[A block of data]
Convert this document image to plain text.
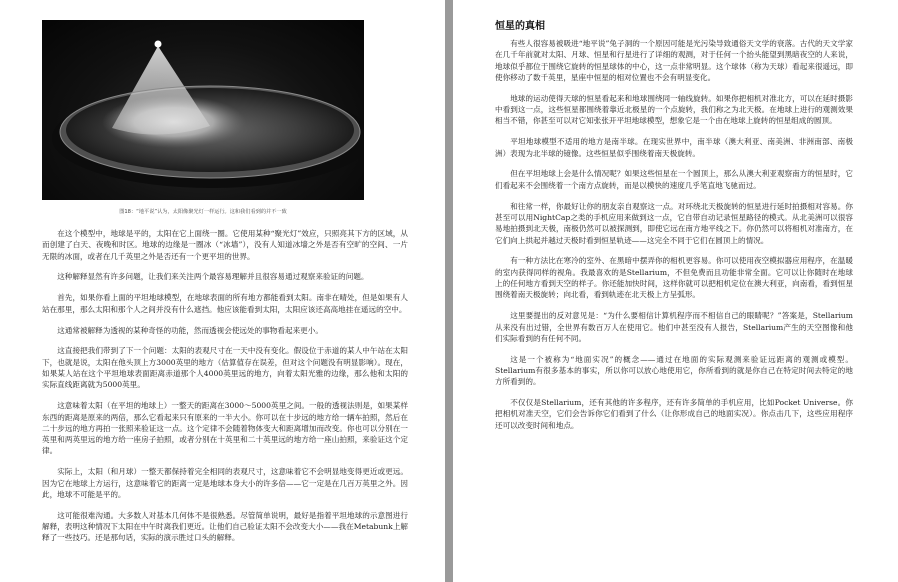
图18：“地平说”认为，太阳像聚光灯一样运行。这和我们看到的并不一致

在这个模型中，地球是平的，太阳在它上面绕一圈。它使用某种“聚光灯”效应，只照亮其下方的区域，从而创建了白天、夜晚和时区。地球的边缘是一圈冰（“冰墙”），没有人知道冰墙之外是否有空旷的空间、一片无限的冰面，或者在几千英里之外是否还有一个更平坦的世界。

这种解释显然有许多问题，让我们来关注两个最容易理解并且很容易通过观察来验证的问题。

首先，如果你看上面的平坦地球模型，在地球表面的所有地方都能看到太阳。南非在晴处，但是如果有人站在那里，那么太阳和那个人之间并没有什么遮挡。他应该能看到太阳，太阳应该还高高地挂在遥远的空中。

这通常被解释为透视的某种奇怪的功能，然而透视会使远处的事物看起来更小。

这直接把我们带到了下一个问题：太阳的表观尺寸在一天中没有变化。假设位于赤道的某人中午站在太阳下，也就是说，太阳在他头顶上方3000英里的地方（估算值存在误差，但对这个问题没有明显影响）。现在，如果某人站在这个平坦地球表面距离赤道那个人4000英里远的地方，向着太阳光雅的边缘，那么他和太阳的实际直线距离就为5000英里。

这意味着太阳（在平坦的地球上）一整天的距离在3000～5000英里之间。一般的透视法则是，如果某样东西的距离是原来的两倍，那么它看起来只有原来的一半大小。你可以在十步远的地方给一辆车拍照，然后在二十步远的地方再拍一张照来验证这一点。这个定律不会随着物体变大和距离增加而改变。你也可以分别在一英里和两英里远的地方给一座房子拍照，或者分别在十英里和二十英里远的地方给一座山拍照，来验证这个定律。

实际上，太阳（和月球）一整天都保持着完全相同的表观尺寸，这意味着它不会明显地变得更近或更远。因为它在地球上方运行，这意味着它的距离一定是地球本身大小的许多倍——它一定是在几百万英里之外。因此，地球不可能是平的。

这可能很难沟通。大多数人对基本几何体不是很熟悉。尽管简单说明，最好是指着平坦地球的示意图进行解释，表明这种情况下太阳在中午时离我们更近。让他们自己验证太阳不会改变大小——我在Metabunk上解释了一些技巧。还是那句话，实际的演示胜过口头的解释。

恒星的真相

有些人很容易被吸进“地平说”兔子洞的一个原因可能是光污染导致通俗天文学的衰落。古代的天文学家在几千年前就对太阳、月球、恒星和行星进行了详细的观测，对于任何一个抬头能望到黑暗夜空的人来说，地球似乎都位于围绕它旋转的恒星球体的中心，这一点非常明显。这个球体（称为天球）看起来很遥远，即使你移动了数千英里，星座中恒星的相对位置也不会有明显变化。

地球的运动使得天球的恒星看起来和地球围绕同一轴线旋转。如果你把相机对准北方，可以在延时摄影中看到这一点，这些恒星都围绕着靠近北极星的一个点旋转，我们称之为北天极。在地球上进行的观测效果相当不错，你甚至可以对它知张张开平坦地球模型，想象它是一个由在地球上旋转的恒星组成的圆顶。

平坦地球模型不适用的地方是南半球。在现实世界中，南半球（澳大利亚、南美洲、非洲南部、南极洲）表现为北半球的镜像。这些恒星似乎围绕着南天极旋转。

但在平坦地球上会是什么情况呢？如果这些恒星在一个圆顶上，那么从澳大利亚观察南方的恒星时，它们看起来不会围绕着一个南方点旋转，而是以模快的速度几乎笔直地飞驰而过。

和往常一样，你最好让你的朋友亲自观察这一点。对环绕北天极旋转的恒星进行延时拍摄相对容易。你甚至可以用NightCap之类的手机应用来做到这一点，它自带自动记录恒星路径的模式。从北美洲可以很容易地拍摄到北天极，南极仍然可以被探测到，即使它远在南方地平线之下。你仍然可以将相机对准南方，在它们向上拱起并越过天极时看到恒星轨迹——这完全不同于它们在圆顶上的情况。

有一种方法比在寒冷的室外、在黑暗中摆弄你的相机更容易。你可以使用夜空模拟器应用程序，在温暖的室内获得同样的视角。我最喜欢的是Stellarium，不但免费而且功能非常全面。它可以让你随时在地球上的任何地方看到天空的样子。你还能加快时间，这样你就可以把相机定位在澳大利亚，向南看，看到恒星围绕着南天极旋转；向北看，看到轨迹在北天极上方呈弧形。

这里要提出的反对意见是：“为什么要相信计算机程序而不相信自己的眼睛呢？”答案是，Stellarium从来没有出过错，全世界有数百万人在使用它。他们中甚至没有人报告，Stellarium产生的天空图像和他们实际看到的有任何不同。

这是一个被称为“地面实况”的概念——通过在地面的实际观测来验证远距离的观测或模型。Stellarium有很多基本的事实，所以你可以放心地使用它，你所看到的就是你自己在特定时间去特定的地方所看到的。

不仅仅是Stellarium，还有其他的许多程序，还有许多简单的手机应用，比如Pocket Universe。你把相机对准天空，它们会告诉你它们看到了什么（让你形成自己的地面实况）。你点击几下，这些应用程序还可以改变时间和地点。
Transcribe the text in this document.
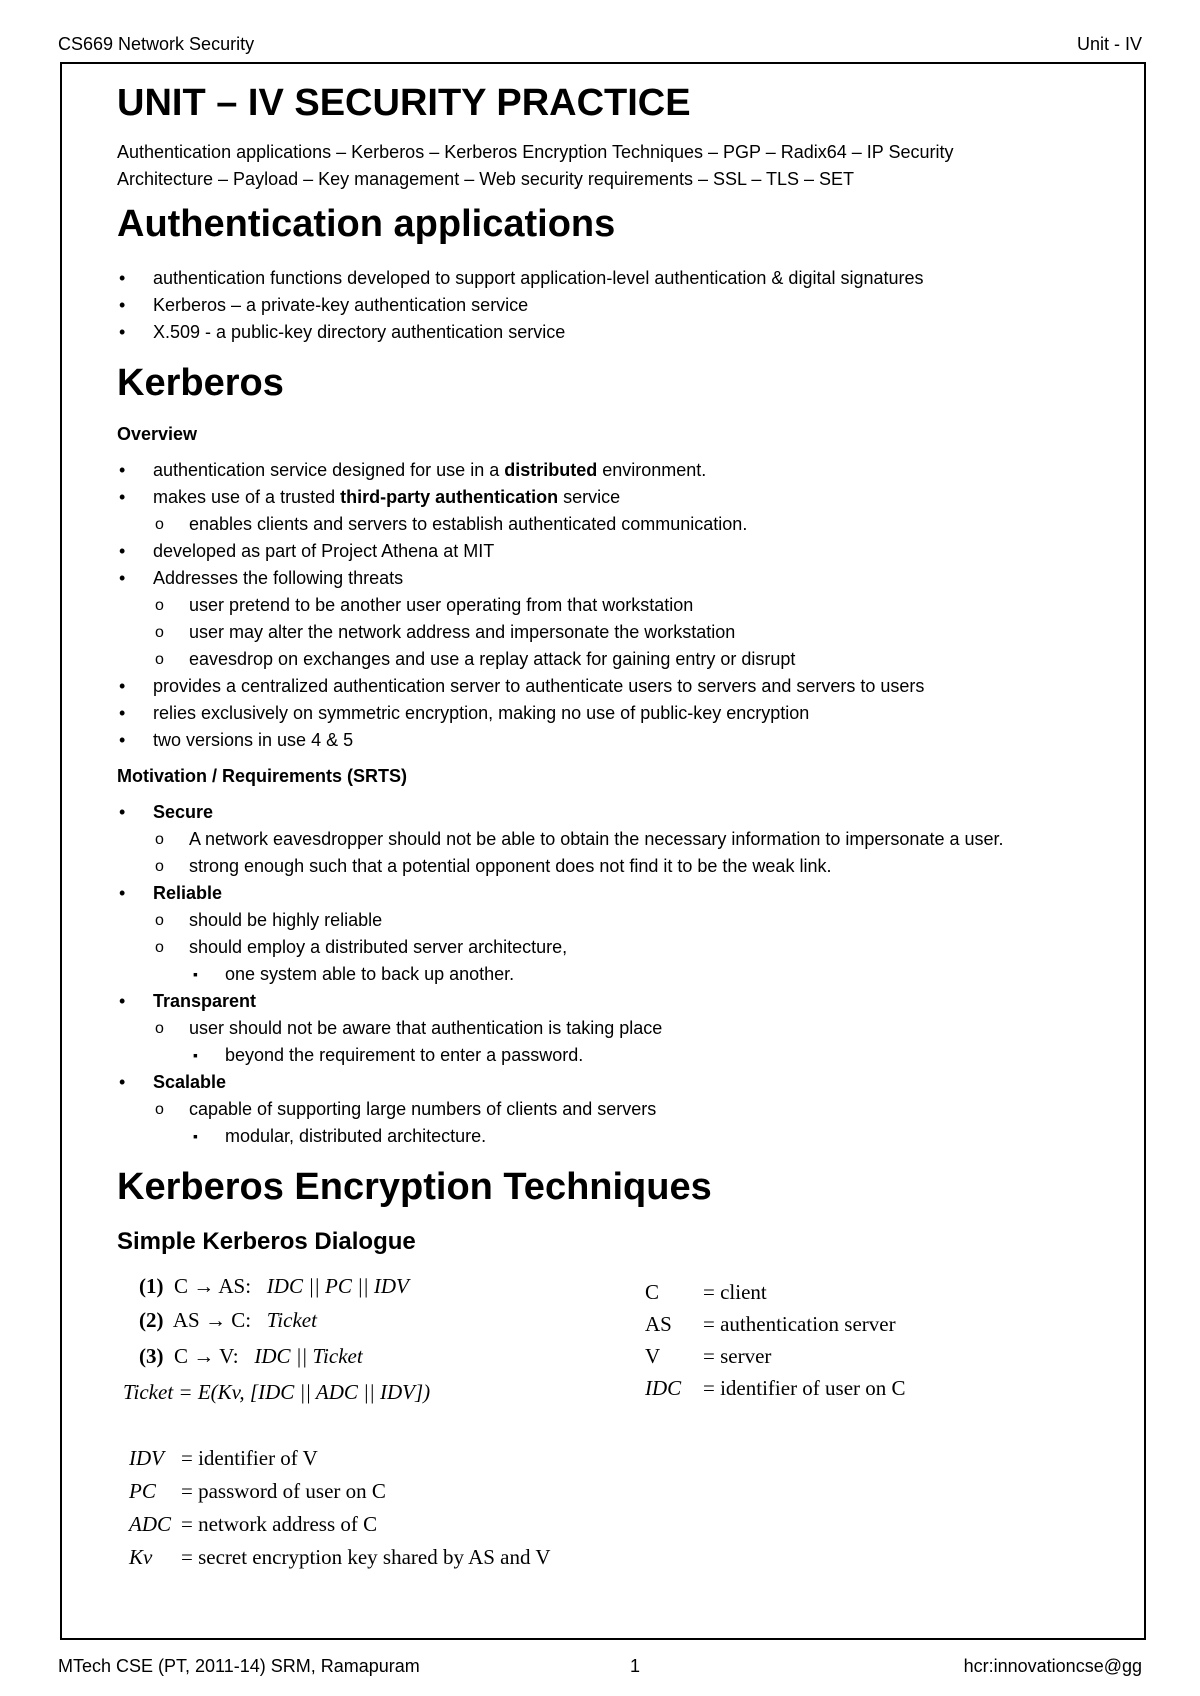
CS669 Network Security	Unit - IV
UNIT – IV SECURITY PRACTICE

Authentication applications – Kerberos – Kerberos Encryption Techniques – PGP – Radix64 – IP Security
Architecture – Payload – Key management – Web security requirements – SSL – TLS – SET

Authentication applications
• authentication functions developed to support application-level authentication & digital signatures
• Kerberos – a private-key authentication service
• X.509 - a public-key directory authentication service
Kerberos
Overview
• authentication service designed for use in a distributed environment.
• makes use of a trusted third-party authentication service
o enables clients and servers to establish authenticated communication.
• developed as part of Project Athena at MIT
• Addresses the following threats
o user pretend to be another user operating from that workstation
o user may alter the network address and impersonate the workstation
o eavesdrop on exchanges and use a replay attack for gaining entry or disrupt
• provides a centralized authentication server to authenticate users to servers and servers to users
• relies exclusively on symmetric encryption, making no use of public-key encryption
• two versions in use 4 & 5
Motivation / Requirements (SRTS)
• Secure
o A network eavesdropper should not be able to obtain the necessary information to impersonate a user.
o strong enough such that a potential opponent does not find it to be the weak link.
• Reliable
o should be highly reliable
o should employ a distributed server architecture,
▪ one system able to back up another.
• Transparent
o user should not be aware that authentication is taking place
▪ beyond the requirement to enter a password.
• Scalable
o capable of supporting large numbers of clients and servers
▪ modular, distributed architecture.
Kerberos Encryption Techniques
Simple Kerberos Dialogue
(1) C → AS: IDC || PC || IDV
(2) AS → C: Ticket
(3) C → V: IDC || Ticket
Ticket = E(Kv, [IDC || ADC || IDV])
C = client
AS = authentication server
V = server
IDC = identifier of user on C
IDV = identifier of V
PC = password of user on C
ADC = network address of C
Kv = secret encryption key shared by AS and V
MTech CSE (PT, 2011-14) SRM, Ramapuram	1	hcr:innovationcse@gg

**Problem statement:** Go through the entries above and pull out each line with "document" in it.

**Result of the task:**
Convert this document image to plain text.
Transcribe the text in this document.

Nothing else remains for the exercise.